One of the biggest scandals in NHS history, more than 1,000 families have come forward in a review into maternity cases at Shrewsbury and Telford NHS trust.

The investigation, led by midwifery expert Donna Ockenden, is examining 1,862 serious incidents including hundreds of baby deaths and an unusually high number of maternal deaths, mostly between 2000 and 2018.

An interim review into 250 cases found a major push for natural birth at the hospital, with a caesarean section rate 8-12% below the England average.

West Mercia police has also launched a criminal investigation to establish whether there is enough evidence to bring manslaughter charges against the trust or staff.

Rhiannon Davies said her experience became a “cascade of catastrophic failings” when her baby, Kate Stanton-Davies, died under the trust’s care shortly after she was born in 2009. She said her pregnancy was never risk assessed and when Kate stopped moving “dramatically” during pregnancy concerns were ignored and she was dismissed as having a “lazy baby”.

“But then Kate was born pale, floppy, hypothermic, and there were a series of massive heart decelerations during labour. Everything that should have happened was done wrong, basically,” Davies said. “The midwife panicked and put Kate in the side room and left her to collapse and then failed to resuscitate her.”

Kate was eventually transferred to another hospital via air ambulance but the midwife did not go with her and there were no medical notes. “They didn’t even know her name and I didn’t even get to her before she died,” she said.

Davies welcomed many of the report’s recommendations including the potential benefits of a standard third-trimester scan, increased funding of £200m-350m a year for maternity services and a focus on the difference in outcomes for black, Asian and ethnic minority women.

Entries provided
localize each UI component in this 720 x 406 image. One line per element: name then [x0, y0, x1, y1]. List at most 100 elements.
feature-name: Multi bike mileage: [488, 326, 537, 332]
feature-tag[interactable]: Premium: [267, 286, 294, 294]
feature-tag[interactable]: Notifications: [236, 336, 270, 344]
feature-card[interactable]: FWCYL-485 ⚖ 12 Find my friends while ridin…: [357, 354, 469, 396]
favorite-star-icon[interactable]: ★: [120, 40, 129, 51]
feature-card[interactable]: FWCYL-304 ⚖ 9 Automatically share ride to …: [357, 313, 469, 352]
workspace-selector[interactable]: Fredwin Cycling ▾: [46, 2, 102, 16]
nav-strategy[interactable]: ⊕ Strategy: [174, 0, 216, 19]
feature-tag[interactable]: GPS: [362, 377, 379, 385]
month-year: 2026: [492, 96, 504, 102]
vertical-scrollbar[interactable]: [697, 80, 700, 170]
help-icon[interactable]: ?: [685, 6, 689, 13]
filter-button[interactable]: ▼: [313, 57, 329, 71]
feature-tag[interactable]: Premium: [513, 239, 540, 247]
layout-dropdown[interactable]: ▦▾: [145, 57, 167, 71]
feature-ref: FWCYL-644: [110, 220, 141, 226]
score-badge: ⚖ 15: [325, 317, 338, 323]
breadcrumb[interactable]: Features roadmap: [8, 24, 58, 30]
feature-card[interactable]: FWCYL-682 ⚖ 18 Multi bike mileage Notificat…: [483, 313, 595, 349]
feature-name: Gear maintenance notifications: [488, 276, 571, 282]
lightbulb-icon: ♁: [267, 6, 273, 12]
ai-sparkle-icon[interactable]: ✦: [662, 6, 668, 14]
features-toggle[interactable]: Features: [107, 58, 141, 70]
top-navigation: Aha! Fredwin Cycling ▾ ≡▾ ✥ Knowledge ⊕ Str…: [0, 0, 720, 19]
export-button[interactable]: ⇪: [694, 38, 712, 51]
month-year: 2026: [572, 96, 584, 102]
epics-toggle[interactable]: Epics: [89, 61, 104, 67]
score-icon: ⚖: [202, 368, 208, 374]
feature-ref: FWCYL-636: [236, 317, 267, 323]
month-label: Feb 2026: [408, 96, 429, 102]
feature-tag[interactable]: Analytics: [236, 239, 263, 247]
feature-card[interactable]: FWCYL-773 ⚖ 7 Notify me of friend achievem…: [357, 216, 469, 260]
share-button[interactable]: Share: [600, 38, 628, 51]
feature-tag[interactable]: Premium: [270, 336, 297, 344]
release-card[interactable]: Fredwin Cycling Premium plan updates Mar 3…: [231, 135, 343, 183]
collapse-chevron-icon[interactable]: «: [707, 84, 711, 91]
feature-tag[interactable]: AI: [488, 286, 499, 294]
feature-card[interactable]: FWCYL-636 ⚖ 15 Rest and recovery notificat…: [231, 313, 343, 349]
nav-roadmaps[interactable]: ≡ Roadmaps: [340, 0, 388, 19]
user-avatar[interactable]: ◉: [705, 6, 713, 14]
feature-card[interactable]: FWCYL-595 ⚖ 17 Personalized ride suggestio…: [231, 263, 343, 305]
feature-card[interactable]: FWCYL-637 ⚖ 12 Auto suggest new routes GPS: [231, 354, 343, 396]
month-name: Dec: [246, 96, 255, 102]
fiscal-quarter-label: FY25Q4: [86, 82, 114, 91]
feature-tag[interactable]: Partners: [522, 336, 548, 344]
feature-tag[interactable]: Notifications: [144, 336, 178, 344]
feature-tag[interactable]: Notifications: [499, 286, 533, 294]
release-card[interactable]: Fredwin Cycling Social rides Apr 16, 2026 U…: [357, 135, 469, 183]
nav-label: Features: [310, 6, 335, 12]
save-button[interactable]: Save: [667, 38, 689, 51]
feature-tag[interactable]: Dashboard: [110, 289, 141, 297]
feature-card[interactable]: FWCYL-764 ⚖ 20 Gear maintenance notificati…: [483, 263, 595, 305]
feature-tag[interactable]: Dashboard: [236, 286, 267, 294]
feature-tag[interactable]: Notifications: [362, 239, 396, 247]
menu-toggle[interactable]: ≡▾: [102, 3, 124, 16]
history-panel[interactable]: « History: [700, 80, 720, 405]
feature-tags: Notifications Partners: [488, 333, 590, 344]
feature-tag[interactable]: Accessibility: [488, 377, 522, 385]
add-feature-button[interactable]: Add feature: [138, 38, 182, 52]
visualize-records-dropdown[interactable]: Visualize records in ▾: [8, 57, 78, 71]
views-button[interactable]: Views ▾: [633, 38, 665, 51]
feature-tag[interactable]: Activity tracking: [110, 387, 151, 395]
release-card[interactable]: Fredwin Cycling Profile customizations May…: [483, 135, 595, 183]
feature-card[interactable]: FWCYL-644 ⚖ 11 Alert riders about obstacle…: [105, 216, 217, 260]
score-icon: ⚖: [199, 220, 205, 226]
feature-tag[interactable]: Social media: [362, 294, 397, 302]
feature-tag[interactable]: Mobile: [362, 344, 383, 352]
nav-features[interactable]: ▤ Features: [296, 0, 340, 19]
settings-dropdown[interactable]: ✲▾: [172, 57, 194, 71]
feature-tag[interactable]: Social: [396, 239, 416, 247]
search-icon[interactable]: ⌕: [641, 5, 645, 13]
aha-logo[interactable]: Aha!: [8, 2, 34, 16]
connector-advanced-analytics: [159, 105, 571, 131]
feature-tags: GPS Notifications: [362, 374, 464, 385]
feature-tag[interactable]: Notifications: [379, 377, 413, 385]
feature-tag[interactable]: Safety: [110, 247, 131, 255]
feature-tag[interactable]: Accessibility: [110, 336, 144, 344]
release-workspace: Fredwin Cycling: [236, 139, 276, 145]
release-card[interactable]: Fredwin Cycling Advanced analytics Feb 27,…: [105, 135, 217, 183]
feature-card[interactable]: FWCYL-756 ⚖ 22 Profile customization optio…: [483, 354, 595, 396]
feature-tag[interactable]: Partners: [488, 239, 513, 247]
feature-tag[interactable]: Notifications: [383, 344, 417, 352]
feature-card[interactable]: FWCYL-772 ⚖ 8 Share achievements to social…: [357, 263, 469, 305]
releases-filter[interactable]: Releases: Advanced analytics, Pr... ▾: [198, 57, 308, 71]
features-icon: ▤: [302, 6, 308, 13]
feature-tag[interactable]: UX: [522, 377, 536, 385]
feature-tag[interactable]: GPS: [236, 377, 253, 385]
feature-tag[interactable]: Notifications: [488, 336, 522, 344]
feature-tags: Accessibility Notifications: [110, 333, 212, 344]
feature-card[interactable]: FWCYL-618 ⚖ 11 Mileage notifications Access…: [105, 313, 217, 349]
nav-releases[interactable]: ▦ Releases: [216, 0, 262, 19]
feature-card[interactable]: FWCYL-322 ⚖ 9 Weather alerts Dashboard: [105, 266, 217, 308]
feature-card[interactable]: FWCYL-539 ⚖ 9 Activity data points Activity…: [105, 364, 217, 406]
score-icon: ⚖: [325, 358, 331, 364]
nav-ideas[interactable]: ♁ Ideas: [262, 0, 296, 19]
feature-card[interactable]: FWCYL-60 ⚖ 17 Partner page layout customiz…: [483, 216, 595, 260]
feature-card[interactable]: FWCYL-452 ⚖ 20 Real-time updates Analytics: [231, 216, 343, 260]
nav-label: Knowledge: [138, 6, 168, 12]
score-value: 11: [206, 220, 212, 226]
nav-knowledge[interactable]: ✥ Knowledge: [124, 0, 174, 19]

Task to complete
Copy out the full text about the Shrewsbury and Telford maternity review, word for word.

Your solution
One of the biggest scandals in NHS history, more than 1,000 families have come forward in a review into maternity cases at Shrewsbury and Telford NHS trust.

The investigation, led by midwifery expert Donna Ockenden, is examining 1,862 serious incidents including hundreds of baby deaths and an unusually high number of maternal deaths, mostly between 2000 and 2018.

An interim review into 250 cases found a major push for natural birth at the hospital, with a caesarean section rate 8-12% below the England average.

West Mercia police has also launched a criminal investigation to establish whether there is enough evidence to bring manslaughter charges against the trust or staff.

Rhiannon Davies said her experience became a “cascade of catastrophic failings” when her baby, Kate Stanton-Davies, died under the trust’s care shortly after she was born in 2009. She said her pregnancy was never risk assessed and when Kate stopped moving “dramatically” during pregnancy concerns were ignored and she was dismissed as having a “lazy baby”.

“But then Kate was born pale, floppy, hypothermic, and there were a series of massive heart decelerations during labour. Everything that should have happened was done wrong, basically,” Davies said. “The midwife panicked and put Kate in the side room and left her to collapse and then failed to resuscitate her.”

Kate was eventually transferred to another hospital via air ambulance but the midwife did not go with her and there were no medical notes. “They didn’t even know her name and I didn’t even get to her before she died,” she said.

Davies welcomed many of the report’s recommendations including the potential benefits of a standard third-trimester scan, increased funding of £200m-350m a year for maternity services and a focus on the difference in outcomes for black, Asian and ethnic minority women.